[Dataset records]
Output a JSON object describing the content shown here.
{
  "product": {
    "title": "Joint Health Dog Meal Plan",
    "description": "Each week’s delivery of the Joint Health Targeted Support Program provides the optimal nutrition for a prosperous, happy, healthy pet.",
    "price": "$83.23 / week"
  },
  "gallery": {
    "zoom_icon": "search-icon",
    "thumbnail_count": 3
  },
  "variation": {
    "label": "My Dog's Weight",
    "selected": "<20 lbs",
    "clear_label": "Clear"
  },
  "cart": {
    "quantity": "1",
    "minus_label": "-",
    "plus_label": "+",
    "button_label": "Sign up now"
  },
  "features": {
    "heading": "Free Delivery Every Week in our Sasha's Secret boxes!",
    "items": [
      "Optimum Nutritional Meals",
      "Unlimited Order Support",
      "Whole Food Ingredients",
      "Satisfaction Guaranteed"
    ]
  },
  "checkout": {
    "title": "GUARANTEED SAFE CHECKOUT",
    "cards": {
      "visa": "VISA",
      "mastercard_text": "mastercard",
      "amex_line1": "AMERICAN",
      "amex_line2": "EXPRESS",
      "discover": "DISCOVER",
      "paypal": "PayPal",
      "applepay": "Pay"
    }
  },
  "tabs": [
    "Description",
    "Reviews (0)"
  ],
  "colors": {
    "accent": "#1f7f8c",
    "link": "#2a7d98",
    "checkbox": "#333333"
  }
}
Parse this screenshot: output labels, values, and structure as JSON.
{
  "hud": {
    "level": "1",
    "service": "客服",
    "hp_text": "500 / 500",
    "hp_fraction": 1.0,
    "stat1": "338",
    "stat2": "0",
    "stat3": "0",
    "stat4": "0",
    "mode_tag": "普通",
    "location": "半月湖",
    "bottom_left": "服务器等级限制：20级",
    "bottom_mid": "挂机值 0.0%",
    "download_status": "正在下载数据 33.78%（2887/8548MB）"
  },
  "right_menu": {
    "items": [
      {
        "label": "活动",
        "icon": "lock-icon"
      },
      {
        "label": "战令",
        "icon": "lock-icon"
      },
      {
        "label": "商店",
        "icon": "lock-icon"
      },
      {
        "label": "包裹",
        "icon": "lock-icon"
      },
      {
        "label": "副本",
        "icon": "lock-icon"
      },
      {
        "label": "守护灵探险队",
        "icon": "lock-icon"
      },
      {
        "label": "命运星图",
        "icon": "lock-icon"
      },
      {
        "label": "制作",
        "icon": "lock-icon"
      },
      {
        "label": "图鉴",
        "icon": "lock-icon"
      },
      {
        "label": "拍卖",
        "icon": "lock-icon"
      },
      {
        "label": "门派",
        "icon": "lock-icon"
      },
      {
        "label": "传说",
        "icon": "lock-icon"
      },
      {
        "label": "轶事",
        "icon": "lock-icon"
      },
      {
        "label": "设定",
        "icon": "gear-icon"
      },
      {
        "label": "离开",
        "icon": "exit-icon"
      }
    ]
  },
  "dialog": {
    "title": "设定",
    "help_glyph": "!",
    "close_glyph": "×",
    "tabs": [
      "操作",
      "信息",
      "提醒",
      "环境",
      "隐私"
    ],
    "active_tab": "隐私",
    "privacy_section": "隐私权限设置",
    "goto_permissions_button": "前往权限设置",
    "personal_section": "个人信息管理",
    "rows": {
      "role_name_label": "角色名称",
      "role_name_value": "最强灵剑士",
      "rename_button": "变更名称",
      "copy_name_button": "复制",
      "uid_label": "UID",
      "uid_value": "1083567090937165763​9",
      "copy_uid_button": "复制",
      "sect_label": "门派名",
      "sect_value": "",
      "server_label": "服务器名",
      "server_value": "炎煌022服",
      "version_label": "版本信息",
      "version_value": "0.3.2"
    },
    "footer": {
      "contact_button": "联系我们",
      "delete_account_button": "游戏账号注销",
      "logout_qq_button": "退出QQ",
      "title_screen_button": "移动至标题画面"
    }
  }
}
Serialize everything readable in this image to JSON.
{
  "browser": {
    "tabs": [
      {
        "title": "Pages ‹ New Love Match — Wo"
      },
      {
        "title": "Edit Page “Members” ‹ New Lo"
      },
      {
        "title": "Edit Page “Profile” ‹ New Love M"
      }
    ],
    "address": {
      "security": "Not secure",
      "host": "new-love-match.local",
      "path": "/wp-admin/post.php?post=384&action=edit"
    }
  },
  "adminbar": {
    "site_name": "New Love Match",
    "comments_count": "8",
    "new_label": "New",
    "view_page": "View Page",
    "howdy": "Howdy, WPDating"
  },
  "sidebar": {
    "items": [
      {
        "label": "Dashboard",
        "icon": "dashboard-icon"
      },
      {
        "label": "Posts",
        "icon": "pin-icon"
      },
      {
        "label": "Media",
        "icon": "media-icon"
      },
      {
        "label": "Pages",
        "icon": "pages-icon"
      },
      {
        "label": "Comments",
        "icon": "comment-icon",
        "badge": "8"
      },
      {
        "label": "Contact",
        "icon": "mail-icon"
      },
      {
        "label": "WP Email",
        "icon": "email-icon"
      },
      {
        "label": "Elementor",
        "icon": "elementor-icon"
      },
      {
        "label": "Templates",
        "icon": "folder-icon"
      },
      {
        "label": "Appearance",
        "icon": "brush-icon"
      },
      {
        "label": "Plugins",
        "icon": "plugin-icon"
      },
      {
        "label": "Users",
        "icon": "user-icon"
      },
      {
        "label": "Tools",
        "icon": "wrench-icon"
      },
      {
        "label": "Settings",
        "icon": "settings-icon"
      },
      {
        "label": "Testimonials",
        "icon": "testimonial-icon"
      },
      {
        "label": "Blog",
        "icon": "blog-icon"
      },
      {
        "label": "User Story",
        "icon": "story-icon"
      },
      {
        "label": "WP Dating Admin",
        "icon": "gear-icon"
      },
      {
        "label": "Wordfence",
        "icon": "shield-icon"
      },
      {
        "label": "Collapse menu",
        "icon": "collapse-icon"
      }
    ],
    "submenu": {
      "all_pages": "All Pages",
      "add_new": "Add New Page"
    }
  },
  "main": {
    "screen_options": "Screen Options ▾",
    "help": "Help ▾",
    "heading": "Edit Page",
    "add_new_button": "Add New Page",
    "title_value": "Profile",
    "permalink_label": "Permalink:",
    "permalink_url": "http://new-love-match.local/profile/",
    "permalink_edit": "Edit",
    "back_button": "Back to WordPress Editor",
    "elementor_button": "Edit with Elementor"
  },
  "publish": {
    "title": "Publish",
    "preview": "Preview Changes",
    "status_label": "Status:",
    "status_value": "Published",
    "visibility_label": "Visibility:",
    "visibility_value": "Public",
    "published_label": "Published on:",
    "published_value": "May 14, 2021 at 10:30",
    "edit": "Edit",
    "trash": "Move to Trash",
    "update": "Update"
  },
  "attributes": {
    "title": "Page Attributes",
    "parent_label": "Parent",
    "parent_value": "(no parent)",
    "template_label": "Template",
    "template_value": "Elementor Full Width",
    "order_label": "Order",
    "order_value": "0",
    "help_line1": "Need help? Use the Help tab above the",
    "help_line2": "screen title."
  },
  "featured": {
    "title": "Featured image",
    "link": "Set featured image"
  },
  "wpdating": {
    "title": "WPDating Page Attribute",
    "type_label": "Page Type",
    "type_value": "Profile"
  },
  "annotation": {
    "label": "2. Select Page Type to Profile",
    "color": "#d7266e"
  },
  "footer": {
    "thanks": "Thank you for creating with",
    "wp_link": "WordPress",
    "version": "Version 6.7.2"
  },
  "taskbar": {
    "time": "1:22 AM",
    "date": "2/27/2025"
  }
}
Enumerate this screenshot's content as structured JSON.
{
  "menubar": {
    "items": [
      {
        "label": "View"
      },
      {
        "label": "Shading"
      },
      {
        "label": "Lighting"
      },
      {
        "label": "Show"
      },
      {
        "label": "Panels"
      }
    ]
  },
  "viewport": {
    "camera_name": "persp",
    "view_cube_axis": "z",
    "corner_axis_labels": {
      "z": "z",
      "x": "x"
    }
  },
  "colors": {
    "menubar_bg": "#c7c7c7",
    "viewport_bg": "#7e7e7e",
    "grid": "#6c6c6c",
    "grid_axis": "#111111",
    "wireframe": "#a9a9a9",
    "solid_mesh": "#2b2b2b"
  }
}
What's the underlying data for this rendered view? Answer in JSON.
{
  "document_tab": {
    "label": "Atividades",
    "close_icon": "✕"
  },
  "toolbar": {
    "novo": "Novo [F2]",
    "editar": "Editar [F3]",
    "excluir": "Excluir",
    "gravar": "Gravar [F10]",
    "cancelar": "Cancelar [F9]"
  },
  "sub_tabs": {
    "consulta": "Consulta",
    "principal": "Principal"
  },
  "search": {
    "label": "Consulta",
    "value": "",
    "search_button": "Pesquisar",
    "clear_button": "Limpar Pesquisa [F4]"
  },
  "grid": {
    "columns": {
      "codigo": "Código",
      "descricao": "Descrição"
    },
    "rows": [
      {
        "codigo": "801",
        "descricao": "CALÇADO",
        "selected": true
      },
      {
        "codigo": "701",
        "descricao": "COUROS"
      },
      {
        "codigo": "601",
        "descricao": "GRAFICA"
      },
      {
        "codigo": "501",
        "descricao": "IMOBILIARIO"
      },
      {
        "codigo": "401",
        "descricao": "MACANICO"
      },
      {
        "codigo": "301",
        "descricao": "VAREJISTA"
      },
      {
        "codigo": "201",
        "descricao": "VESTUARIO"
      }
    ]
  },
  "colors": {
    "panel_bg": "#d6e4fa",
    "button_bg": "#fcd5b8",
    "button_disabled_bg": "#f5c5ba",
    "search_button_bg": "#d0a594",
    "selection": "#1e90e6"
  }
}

To be done »
Collect each line holding the string "content".

Task solution »
Output a JSON object describing the content shown here.
Enumerate this screenshot's content as structured JSON.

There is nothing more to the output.